* Information shown:
start

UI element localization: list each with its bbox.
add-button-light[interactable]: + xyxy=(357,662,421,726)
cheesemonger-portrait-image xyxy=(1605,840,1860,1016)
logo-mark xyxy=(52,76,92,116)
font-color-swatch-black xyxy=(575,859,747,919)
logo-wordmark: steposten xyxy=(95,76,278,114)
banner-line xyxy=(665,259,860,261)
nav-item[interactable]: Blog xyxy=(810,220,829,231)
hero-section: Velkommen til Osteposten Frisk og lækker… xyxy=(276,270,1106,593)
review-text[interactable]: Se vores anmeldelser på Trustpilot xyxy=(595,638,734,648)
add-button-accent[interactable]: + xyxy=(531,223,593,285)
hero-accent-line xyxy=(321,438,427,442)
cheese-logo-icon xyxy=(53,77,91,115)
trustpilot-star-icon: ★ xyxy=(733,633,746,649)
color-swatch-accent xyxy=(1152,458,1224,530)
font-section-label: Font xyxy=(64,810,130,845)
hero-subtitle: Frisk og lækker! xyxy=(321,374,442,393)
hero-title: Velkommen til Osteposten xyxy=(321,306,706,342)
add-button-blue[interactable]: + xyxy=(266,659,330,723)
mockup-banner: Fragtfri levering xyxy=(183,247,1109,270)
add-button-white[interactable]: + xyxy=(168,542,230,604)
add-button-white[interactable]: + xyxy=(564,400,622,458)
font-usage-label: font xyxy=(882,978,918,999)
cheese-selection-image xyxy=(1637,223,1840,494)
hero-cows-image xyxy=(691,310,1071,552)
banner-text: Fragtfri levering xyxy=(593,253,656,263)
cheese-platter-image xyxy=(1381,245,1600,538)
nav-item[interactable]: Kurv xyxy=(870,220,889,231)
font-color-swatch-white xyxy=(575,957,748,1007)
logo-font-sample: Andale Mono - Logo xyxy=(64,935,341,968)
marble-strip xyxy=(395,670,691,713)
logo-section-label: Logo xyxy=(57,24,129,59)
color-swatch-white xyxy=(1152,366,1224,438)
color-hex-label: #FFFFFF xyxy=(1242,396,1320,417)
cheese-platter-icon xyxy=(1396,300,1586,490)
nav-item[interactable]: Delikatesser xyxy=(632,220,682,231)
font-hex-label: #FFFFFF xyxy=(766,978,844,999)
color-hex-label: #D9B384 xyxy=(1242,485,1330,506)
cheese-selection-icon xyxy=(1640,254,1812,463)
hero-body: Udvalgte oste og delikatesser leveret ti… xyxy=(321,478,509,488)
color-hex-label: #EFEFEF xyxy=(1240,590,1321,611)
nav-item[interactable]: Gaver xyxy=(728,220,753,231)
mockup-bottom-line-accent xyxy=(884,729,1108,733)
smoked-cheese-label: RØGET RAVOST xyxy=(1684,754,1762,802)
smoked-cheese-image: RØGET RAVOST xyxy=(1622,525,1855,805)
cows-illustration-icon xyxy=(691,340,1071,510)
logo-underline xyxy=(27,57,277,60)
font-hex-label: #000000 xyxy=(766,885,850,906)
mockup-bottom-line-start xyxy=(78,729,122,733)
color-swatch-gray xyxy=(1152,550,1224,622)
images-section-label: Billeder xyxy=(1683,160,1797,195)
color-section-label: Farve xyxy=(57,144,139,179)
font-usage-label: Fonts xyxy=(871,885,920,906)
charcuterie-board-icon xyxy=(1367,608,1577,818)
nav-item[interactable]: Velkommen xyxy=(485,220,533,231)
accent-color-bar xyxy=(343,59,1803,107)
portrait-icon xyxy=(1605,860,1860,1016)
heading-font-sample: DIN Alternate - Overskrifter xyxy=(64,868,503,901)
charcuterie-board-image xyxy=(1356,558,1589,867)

end

Report each line above that contains the word "Fragtfri", copying every such line in full.

mockup-banner: Fragtfri levering xyxy=(183,247,1109,270)
banner-text: Fragtfri levering xyxy=(593,253,656,263)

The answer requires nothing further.